◆ **WHAT IS EXPECTED**:
Copy every line in which the string "text" occurs.
------------------------------------------------
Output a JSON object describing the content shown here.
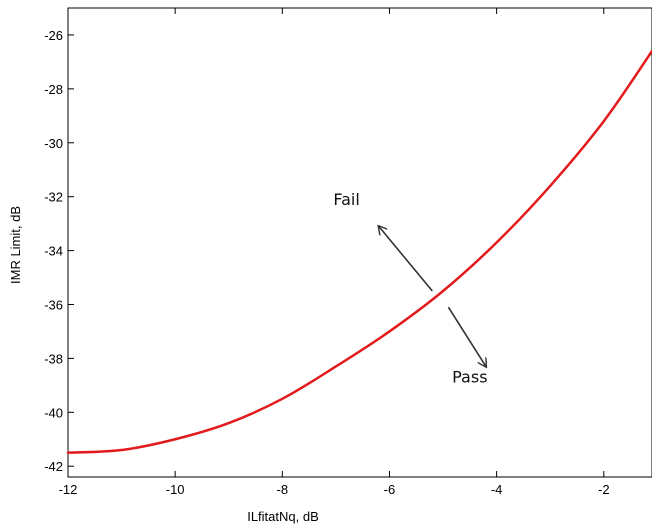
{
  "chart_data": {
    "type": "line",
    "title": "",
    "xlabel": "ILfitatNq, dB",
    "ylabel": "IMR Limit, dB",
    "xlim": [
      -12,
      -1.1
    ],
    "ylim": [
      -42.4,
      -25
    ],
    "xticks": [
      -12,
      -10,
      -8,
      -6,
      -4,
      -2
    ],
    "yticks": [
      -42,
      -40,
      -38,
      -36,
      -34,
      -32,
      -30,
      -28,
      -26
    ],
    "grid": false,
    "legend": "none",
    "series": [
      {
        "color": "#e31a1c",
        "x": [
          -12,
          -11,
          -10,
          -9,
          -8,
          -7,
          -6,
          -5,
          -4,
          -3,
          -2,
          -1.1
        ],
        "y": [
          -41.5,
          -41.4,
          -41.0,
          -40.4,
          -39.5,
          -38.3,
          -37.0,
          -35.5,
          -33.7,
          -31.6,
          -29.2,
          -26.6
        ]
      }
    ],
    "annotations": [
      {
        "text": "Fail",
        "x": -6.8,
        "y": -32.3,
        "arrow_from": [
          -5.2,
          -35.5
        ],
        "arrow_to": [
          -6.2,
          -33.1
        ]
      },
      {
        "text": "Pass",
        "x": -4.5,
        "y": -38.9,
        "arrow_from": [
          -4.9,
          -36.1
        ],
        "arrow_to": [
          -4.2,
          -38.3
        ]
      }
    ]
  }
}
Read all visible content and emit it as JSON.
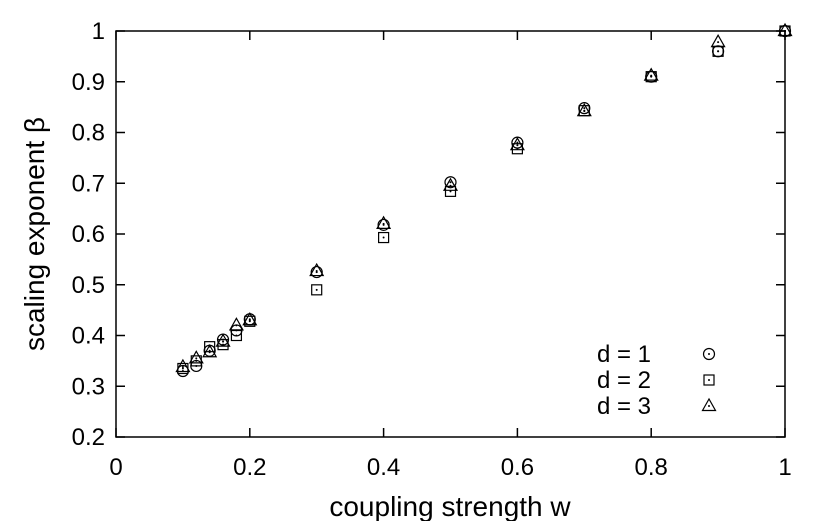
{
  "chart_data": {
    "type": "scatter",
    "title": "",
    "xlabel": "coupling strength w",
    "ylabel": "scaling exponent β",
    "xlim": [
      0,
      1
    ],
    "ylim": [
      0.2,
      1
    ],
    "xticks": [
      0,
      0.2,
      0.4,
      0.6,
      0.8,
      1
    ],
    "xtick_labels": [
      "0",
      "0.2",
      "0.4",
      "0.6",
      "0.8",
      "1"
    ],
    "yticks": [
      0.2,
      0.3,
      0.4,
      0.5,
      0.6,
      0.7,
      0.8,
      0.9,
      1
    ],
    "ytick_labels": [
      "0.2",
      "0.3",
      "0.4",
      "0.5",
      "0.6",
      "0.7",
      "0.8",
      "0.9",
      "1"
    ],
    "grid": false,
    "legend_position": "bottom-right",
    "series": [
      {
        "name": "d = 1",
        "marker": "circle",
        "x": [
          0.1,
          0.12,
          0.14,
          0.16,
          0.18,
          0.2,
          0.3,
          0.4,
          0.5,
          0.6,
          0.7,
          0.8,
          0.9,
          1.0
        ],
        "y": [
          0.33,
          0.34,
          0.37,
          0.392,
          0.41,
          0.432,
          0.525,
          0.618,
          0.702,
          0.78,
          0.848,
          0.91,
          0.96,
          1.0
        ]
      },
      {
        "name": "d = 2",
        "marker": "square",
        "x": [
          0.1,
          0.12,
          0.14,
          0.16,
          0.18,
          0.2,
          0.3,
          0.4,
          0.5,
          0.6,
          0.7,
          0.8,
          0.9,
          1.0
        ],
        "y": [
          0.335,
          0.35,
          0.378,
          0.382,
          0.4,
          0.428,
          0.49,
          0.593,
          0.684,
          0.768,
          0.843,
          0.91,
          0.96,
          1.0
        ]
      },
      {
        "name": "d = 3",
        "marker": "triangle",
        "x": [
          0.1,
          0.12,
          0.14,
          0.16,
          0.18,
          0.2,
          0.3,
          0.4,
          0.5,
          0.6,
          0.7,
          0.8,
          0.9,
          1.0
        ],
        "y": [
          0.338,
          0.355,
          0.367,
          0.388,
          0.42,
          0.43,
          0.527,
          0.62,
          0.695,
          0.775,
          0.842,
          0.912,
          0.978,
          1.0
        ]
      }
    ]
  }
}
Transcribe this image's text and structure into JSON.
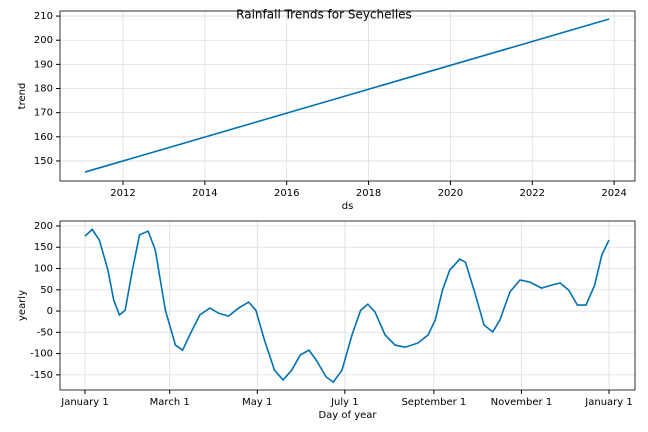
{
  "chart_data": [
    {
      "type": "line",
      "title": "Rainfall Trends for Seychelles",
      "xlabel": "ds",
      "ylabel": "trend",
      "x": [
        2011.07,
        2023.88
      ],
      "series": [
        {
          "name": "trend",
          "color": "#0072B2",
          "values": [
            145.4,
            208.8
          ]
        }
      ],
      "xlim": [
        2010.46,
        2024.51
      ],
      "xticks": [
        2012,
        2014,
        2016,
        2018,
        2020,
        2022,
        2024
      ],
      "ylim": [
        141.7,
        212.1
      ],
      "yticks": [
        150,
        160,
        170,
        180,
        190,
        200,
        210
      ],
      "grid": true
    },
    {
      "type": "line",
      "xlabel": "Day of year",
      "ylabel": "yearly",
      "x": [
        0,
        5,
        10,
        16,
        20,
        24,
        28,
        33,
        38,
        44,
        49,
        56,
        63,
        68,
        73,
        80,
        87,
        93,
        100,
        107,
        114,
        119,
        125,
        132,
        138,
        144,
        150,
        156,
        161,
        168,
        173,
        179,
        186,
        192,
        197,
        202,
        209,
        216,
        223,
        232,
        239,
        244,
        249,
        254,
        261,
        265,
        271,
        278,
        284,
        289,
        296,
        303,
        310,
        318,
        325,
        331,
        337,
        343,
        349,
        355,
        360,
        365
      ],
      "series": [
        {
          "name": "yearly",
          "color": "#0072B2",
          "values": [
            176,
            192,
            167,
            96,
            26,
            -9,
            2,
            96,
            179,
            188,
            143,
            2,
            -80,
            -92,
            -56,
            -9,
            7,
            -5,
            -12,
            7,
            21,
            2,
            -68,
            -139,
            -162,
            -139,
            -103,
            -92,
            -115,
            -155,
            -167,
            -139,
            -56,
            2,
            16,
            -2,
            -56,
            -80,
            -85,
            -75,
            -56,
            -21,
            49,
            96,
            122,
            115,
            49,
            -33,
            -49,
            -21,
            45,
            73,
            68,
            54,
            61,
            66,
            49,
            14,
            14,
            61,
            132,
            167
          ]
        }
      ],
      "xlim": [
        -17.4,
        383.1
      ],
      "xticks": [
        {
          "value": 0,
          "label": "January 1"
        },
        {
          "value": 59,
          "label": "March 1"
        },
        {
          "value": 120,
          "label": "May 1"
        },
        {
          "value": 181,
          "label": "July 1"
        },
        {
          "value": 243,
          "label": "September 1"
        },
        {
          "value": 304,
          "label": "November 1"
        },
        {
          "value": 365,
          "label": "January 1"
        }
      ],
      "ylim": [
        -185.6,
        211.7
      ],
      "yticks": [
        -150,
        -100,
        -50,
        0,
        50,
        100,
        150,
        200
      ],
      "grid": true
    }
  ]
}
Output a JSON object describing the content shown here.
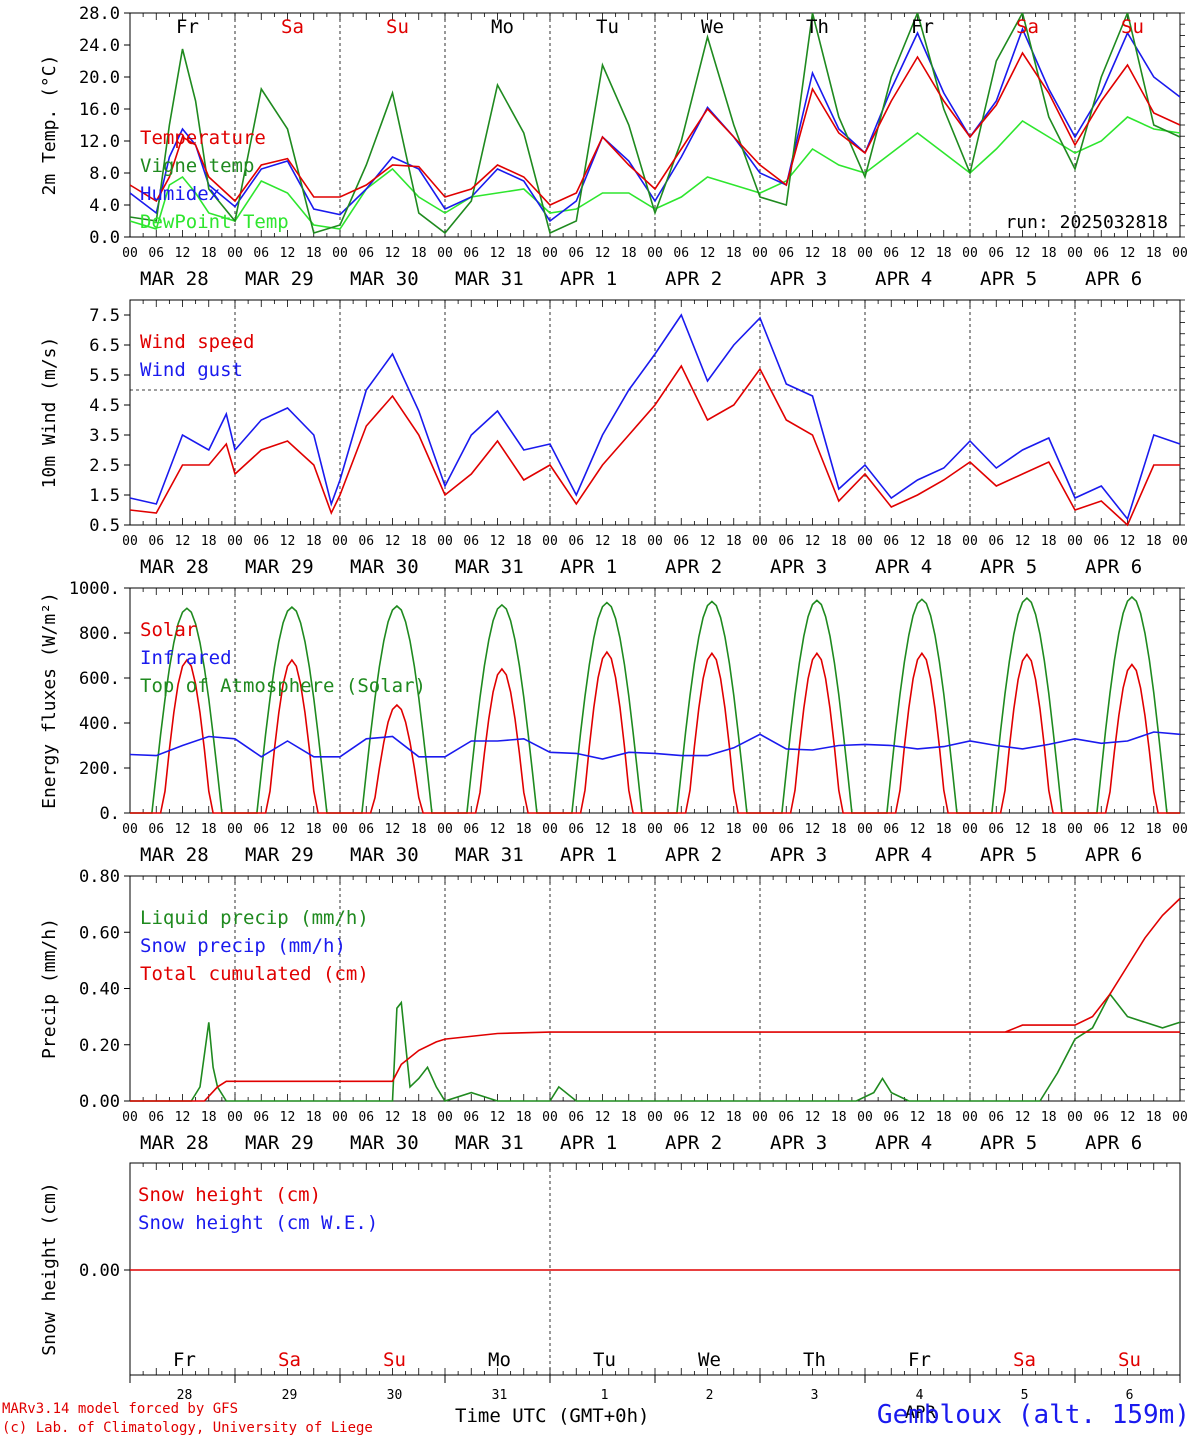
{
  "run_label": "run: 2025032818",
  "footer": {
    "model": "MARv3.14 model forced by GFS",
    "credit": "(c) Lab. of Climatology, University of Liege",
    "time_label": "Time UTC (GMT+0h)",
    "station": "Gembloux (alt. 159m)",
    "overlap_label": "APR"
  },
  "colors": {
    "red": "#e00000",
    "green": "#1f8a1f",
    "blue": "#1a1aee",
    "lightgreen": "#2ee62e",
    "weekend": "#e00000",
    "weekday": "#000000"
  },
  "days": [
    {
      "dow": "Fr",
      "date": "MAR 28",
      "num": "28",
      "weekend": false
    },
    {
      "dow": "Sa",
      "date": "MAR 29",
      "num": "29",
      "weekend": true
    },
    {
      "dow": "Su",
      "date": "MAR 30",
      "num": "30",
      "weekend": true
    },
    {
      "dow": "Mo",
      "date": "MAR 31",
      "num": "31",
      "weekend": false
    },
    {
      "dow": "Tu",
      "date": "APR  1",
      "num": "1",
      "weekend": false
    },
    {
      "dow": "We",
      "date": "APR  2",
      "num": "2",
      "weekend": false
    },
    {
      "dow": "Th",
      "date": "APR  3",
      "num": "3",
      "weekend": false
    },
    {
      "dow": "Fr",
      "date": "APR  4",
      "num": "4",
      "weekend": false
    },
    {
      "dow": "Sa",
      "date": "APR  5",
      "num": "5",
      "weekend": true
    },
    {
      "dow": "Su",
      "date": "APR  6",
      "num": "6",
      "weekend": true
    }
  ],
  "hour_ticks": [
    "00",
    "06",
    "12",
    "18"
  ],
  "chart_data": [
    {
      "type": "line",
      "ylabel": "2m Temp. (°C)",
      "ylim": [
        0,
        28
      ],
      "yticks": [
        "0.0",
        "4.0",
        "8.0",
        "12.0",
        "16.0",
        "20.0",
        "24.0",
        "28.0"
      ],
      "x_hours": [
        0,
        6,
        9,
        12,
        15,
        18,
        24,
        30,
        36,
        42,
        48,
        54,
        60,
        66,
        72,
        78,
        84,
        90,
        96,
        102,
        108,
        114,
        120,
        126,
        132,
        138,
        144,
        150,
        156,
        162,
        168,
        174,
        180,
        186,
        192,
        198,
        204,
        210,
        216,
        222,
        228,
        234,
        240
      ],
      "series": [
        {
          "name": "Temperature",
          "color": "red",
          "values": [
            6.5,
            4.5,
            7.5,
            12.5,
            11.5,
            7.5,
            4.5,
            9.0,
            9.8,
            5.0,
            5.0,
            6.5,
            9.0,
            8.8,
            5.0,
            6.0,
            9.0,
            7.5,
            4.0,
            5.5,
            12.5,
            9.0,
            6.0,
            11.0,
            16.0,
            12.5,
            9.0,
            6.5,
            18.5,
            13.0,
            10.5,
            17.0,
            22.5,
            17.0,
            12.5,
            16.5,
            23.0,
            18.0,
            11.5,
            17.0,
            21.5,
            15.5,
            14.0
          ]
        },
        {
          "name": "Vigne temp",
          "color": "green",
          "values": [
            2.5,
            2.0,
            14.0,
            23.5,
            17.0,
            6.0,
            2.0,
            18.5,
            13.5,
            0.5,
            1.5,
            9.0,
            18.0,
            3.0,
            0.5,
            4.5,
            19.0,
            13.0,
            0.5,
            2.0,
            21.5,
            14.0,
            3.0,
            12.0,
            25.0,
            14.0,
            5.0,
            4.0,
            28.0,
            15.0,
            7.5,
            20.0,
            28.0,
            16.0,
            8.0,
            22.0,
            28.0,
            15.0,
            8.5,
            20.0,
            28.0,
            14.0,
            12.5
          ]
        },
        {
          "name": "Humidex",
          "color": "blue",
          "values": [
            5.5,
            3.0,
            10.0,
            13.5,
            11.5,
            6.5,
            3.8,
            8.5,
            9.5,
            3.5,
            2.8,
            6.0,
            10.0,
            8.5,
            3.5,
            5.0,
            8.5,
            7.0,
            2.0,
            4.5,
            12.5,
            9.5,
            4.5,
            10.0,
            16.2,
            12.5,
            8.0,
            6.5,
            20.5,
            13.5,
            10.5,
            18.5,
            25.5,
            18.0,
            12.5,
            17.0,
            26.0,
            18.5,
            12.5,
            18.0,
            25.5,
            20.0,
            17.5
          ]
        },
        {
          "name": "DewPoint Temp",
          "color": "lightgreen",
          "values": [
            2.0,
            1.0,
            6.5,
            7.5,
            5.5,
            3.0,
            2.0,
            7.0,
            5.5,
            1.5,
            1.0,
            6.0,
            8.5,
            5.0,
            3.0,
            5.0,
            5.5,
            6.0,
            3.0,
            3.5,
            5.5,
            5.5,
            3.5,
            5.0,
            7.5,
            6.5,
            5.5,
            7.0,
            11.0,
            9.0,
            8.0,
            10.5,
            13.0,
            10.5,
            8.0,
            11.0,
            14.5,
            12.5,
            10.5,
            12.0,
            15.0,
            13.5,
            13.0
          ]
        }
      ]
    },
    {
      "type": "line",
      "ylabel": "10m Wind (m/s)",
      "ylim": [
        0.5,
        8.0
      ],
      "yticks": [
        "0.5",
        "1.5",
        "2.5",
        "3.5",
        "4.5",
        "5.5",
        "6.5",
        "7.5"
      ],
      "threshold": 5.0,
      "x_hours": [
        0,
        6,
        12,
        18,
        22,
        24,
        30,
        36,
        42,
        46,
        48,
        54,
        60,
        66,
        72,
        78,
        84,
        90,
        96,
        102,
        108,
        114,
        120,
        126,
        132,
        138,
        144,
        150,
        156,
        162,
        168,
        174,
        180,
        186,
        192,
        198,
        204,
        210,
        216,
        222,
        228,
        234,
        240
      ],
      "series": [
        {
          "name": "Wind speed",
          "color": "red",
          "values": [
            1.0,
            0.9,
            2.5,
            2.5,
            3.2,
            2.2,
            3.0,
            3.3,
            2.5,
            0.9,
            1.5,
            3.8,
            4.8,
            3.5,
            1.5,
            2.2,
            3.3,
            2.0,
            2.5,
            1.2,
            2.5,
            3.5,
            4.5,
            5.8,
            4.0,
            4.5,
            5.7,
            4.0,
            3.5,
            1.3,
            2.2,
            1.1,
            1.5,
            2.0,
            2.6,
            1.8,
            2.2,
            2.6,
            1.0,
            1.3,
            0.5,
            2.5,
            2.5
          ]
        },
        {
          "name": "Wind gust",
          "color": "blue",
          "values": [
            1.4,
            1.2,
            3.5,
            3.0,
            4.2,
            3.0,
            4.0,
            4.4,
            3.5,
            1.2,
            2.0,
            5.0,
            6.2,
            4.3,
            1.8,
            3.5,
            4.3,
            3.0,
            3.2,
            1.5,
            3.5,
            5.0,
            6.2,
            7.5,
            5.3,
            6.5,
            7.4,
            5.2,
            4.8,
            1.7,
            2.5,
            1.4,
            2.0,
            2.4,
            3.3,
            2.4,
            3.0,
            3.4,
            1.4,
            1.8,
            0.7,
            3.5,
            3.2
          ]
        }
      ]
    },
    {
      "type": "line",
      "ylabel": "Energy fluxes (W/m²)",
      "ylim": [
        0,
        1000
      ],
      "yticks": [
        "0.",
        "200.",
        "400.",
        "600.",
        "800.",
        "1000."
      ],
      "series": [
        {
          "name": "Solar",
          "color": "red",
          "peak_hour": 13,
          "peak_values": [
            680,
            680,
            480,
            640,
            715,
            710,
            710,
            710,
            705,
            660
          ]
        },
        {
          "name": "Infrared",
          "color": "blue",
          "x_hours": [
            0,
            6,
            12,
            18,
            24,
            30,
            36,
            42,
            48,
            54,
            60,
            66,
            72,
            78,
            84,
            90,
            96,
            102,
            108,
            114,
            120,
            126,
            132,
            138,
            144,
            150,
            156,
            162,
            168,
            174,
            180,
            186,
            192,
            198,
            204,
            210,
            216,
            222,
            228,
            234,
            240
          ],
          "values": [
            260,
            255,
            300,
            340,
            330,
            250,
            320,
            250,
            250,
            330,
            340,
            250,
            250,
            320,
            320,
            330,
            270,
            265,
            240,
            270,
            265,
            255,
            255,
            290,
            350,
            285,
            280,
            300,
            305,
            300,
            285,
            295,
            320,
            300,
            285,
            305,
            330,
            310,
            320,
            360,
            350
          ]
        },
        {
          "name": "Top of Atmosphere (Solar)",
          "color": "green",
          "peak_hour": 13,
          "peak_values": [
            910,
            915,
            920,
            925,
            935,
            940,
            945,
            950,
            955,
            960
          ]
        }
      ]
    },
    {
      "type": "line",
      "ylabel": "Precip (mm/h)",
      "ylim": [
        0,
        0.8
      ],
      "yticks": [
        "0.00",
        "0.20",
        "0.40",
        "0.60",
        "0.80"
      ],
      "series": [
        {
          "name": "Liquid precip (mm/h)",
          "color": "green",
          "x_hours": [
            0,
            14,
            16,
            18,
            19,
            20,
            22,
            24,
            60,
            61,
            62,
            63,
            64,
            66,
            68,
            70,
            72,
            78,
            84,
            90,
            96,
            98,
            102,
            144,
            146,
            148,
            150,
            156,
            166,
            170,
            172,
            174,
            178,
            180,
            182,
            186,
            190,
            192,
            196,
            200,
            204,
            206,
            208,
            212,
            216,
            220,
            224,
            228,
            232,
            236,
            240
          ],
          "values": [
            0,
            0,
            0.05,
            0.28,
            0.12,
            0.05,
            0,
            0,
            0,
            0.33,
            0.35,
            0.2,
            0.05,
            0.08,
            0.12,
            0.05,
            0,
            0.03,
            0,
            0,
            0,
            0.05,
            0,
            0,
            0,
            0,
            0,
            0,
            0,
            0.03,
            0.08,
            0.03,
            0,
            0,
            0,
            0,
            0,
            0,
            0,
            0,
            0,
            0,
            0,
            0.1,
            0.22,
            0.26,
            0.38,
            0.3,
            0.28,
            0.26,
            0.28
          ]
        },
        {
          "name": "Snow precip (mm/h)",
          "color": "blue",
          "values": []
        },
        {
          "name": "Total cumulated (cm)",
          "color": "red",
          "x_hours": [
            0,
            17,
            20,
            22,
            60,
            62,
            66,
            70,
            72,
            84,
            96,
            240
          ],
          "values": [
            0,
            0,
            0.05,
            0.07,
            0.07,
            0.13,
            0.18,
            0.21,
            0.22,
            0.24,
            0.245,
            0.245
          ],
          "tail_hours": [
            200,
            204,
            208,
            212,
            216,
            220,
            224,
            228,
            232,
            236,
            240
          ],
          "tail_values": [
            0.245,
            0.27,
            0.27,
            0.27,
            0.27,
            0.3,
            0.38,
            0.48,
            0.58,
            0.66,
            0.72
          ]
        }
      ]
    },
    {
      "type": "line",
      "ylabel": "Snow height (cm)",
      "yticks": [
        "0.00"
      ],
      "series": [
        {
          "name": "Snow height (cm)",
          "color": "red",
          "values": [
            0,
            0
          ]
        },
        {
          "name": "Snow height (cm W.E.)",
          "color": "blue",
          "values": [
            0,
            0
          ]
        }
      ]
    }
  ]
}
------------------------------------------------
◆ **EXERCISE RESPONSE**:
        "text": "Fail",
        "text": "Pass",
Transcribe this image's text and structure into JSON.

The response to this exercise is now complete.